**AIM OF THE EXERCISE**
Locate each line of the material that contains "ASTM", then return it.

**DATA FOR THIS EXERCISE**
:::

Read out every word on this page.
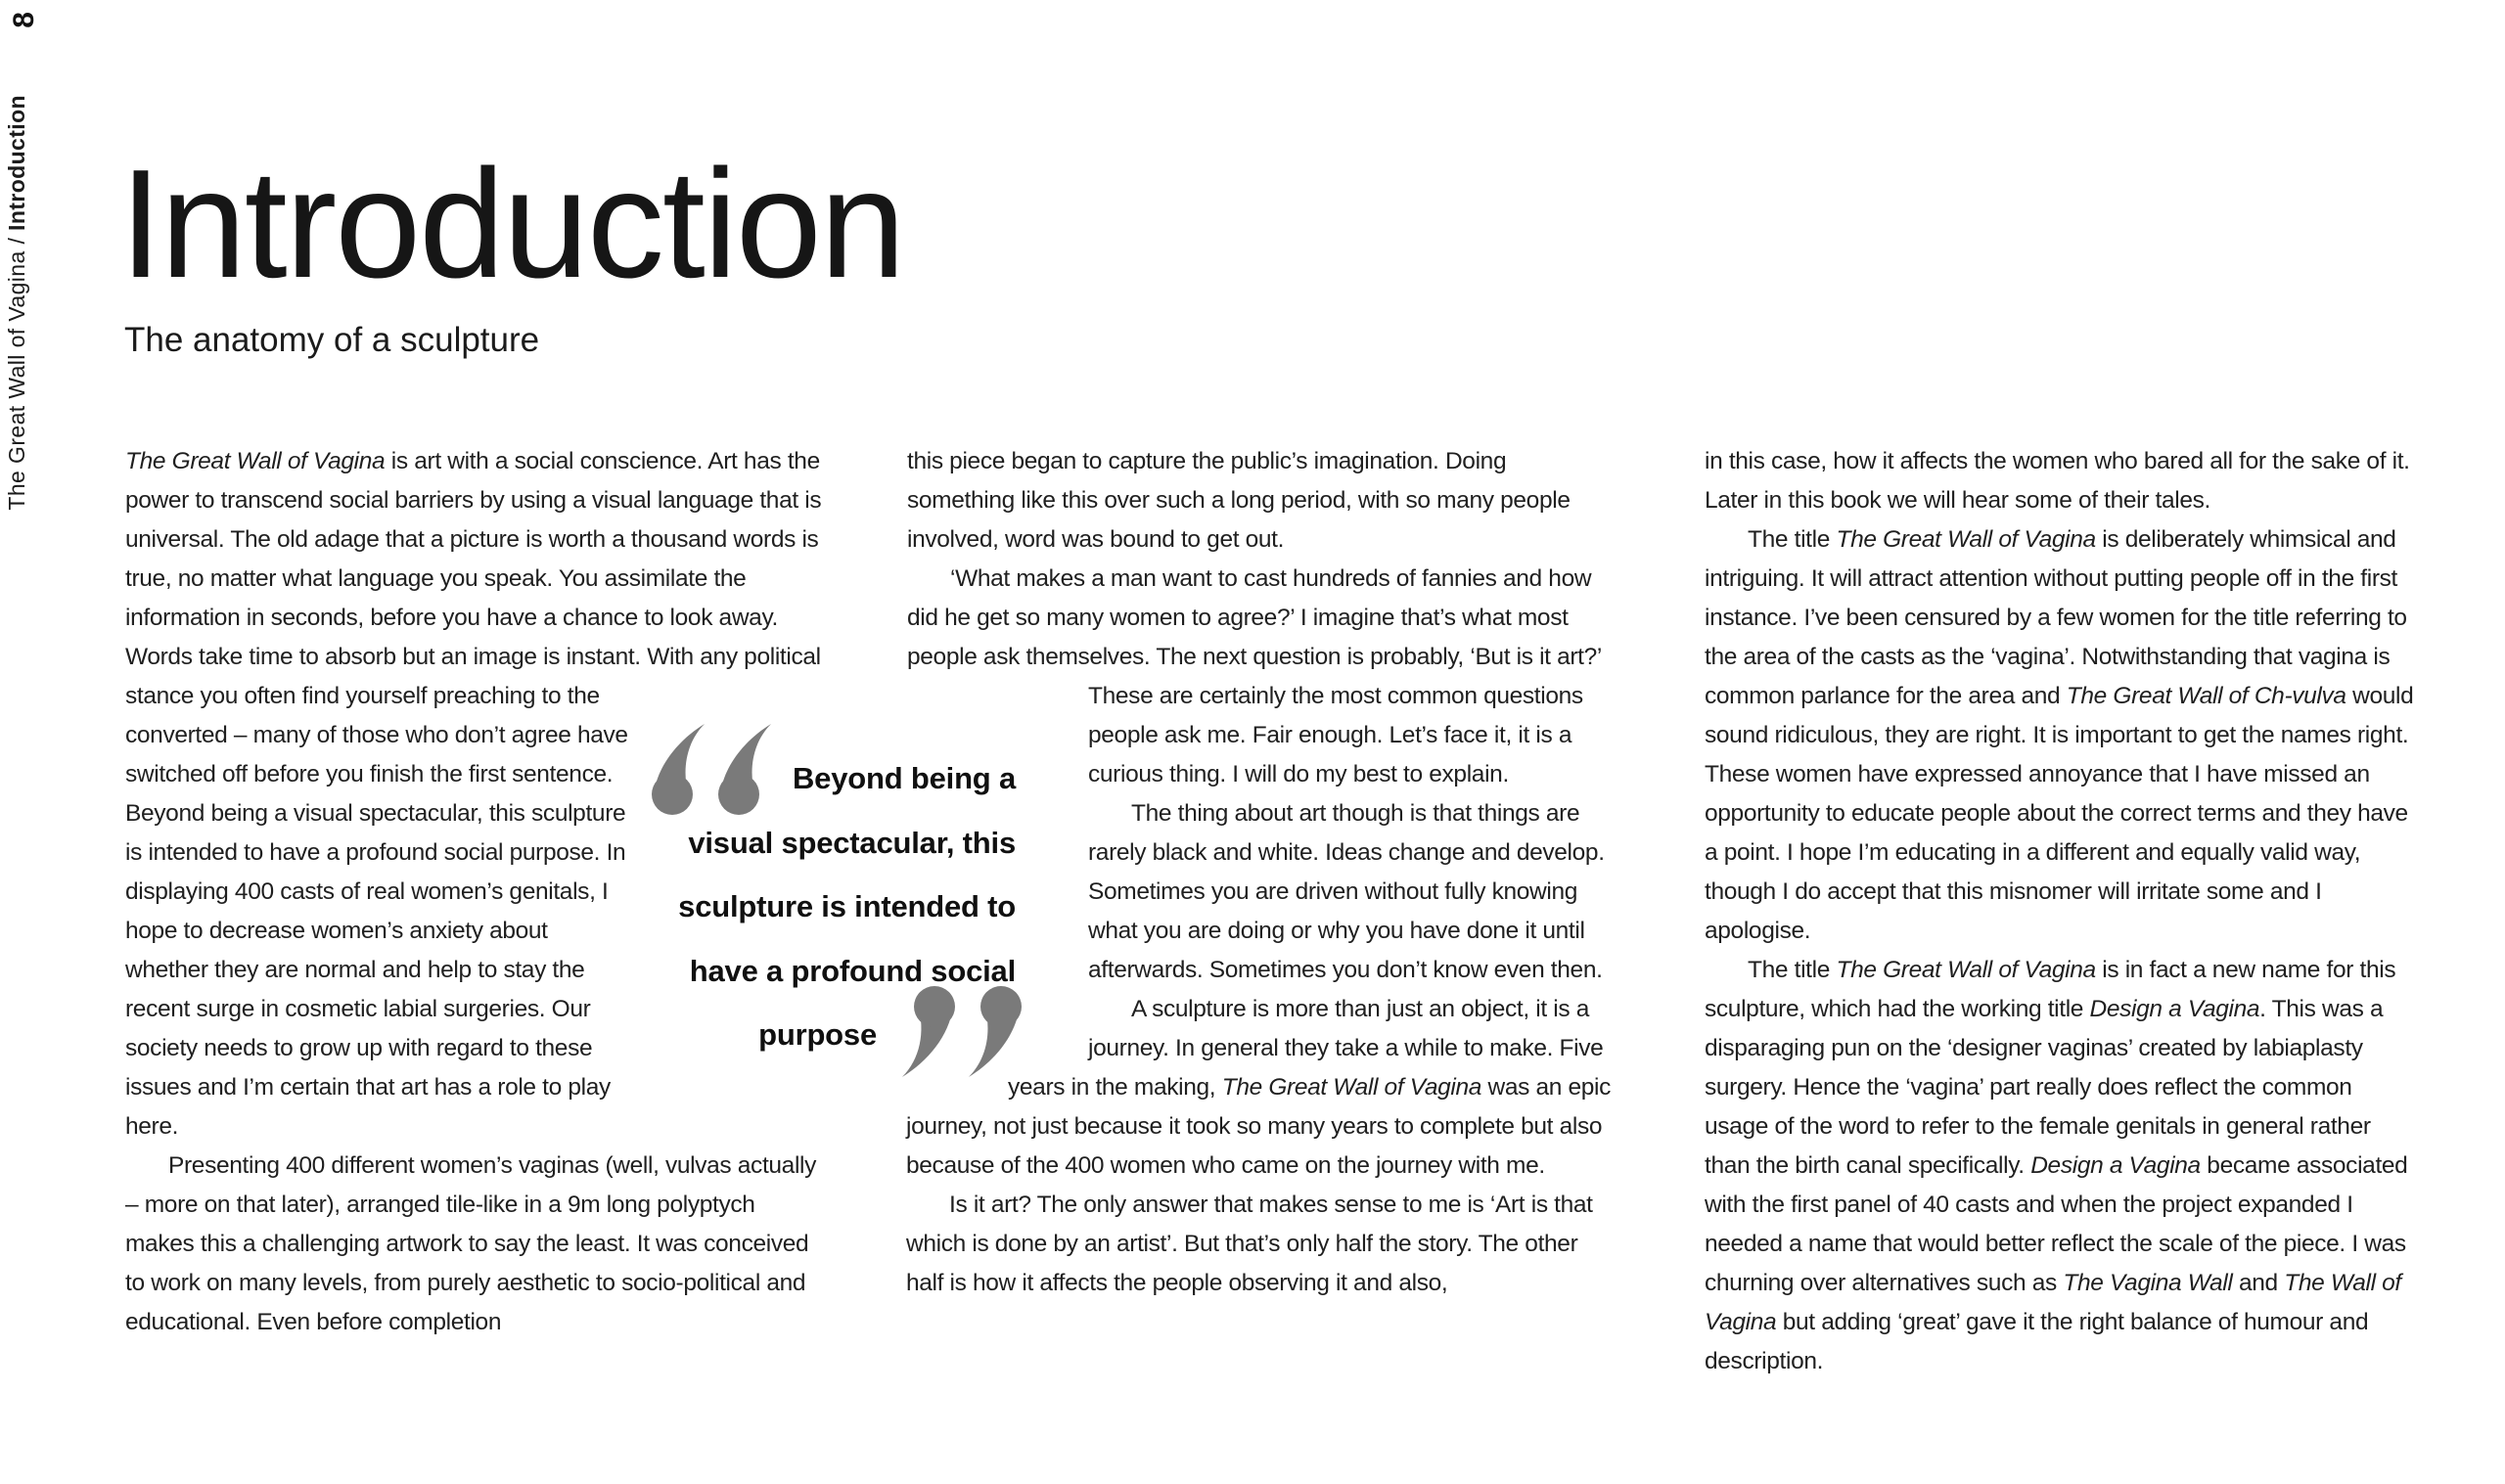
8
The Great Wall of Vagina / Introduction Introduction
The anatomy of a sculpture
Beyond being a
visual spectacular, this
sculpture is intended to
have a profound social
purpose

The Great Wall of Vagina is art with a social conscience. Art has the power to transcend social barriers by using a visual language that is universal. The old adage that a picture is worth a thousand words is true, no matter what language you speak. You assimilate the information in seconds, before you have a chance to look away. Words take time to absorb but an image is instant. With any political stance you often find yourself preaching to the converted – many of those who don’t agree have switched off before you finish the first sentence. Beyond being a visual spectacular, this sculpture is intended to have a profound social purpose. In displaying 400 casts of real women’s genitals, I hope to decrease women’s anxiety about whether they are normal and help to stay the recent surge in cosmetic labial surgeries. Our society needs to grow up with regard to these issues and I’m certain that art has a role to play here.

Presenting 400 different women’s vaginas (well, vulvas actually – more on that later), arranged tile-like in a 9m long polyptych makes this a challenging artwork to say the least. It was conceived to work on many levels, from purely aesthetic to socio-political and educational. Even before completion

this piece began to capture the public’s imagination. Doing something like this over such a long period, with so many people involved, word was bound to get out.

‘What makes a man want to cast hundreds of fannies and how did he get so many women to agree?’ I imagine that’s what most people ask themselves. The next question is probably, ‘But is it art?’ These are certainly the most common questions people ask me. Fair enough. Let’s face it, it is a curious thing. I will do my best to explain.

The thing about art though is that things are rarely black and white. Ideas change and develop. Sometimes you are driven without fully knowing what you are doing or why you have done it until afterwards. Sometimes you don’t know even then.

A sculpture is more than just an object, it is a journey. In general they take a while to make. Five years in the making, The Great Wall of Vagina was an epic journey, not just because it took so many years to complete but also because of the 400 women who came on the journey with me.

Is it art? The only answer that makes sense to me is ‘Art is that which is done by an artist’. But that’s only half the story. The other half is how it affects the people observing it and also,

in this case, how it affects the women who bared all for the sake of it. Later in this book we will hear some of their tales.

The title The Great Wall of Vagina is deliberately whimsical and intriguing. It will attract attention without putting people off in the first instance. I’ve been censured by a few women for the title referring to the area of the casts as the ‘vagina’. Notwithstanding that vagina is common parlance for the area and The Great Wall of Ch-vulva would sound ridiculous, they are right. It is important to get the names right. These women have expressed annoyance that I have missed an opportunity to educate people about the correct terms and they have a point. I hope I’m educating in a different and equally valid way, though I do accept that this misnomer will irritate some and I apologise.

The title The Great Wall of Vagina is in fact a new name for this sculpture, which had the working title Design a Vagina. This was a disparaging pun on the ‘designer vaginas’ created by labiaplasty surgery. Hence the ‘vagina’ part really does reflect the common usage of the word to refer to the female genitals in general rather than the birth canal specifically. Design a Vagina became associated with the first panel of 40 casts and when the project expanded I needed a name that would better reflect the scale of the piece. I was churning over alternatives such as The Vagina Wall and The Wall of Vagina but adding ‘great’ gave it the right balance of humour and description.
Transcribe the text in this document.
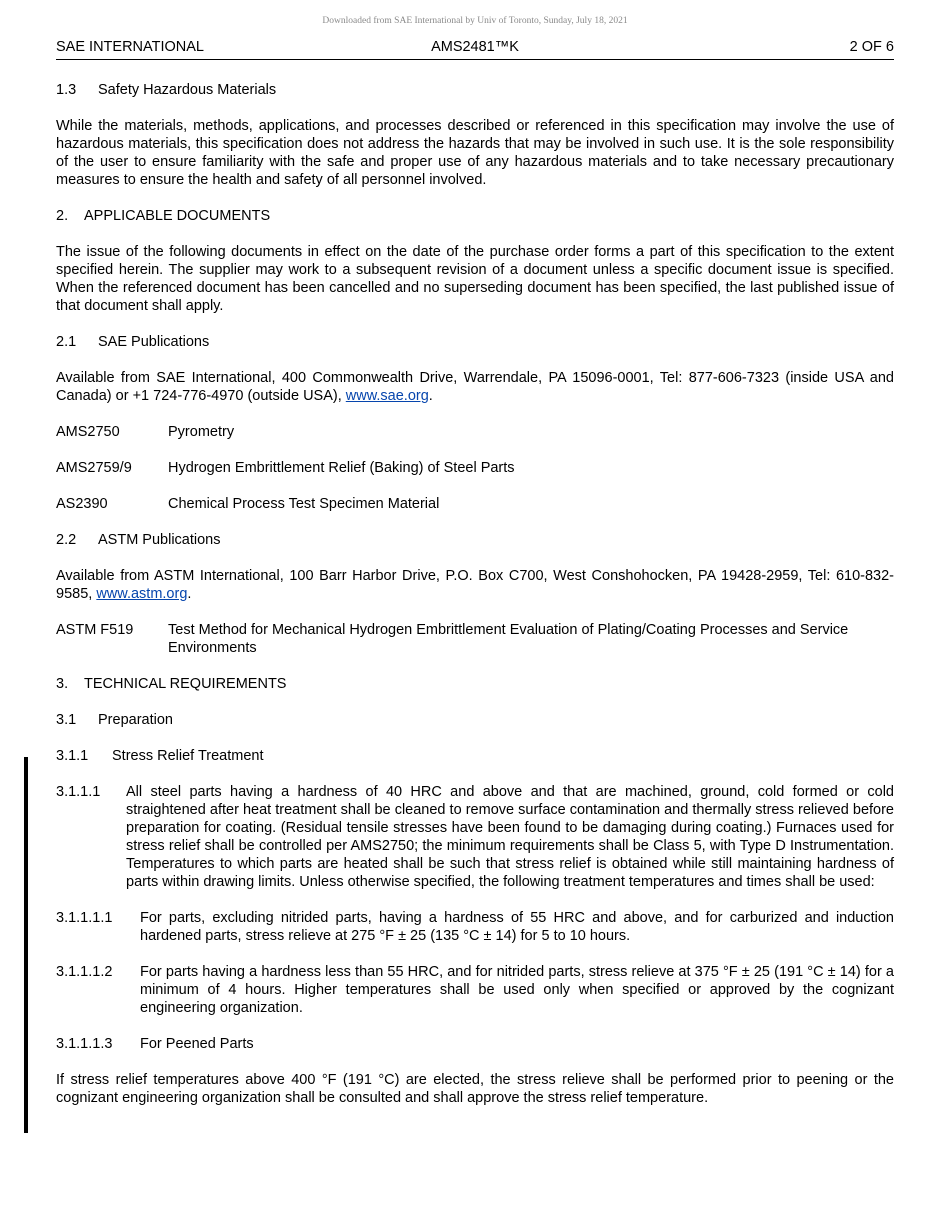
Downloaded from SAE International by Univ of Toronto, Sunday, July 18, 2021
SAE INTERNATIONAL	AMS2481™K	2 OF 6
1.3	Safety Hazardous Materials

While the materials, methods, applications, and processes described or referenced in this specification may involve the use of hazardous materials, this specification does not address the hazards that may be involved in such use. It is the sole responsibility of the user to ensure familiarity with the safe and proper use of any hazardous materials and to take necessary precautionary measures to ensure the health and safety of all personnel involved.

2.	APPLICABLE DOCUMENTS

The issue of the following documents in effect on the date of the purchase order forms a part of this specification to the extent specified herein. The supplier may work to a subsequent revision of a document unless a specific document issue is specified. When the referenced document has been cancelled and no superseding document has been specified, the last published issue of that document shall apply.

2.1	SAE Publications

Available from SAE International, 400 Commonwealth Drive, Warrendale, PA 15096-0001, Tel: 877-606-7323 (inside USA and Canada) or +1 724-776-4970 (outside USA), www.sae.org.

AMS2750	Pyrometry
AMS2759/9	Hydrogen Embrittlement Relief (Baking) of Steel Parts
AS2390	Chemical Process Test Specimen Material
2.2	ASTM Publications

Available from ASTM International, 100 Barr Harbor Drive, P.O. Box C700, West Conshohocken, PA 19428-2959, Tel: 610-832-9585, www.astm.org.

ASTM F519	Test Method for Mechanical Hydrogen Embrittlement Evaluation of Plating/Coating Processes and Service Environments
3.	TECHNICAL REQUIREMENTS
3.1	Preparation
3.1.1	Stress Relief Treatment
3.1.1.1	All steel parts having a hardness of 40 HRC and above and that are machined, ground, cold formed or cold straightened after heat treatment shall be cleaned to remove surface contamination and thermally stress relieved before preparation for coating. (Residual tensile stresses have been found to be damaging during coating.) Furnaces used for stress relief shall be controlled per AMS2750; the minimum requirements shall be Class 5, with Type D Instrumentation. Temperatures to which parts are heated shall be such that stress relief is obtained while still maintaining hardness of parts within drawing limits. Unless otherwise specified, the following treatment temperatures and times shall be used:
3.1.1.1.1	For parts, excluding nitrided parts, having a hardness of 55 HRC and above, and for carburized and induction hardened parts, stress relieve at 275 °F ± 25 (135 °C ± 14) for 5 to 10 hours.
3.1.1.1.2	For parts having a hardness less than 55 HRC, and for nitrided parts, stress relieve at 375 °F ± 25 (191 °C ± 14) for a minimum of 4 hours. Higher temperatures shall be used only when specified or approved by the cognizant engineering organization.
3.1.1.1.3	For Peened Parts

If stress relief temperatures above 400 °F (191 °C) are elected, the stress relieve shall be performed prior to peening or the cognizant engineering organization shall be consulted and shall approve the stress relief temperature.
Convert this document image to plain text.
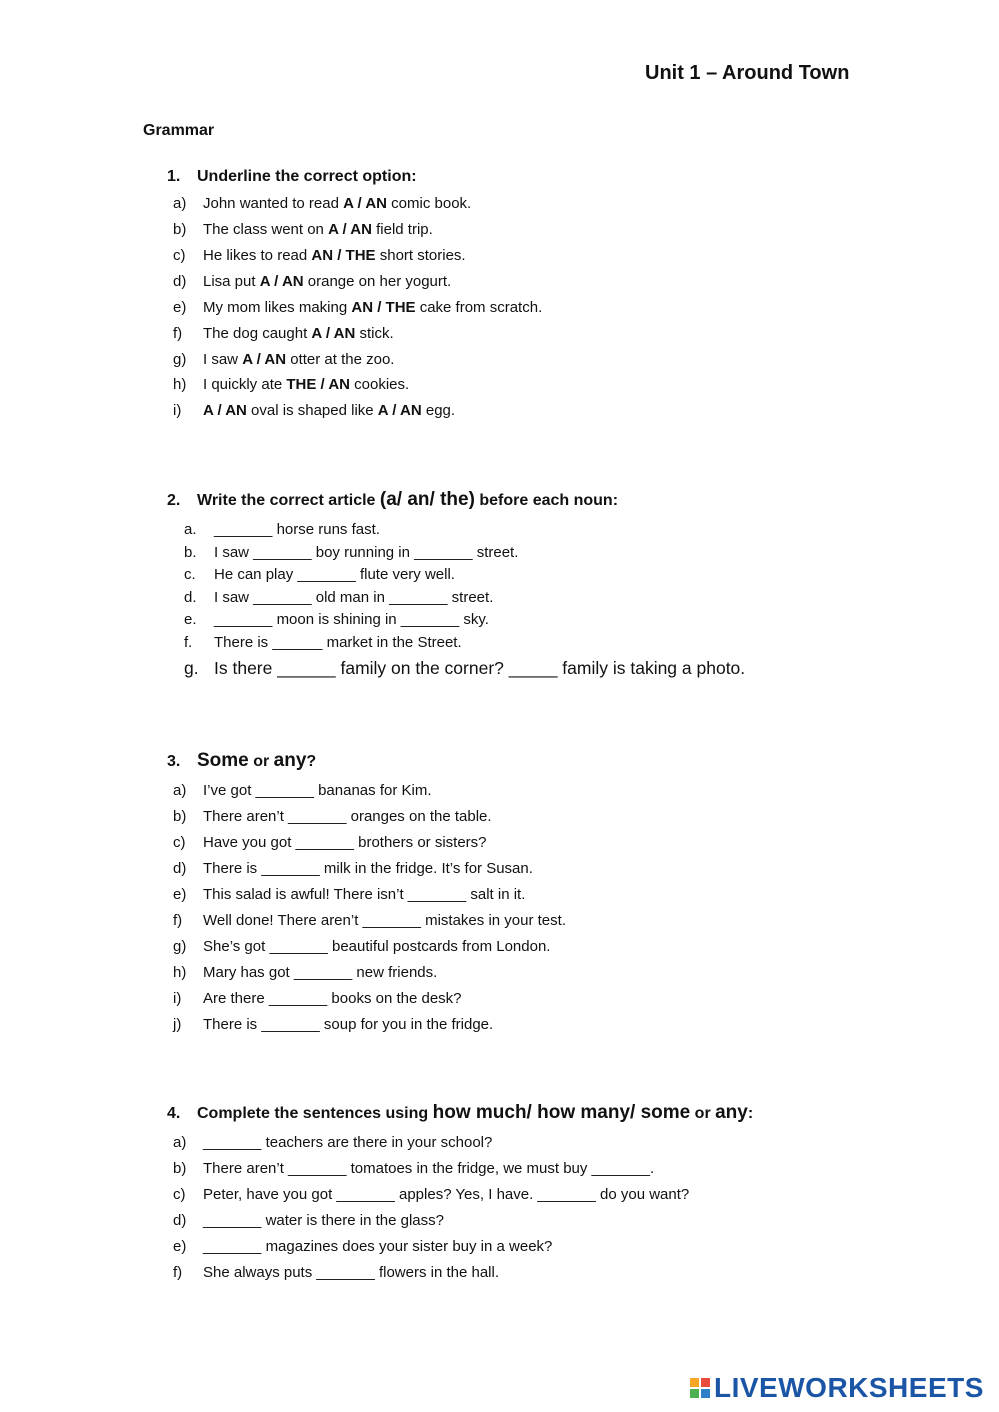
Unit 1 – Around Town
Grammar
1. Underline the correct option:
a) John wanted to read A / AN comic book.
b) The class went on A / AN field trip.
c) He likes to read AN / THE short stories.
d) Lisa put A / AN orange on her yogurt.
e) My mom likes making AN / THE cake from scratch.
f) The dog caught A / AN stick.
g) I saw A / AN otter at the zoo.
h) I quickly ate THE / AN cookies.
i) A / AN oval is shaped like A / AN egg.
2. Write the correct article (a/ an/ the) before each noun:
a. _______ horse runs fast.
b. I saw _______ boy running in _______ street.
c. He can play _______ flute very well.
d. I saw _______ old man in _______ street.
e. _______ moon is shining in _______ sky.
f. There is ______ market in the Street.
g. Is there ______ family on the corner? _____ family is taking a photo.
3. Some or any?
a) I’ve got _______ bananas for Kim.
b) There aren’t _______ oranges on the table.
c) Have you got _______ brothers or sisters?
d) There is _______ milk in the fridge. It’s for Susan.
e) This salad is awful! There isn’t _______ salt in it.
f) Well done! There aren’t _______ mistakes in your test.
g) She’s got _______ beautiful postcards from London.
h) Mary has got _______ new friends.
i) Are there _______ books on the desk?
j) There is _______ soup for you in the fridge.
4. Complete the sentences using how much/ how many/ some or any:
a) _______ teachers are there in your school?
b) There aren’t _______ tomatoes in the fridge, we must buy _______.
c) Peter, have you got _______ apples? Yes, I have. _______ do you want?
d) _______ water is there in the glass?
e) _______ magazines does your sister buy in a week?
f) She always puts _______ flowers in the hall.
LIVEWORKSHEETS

:::

**EXERCISE ANSWER**
2.2	ASTM Publications
Available from ASTM International, 100 Barr Harbor Drive, P.O. Box C700, West Conshohocken, PA 19428-2959, Tel: 610-832-9585, www.astm.org.
ASTM F519	Test Method for Mechanical Hydrogen Embrittlement Evaluation of Plating/Coating Processes and Service Environments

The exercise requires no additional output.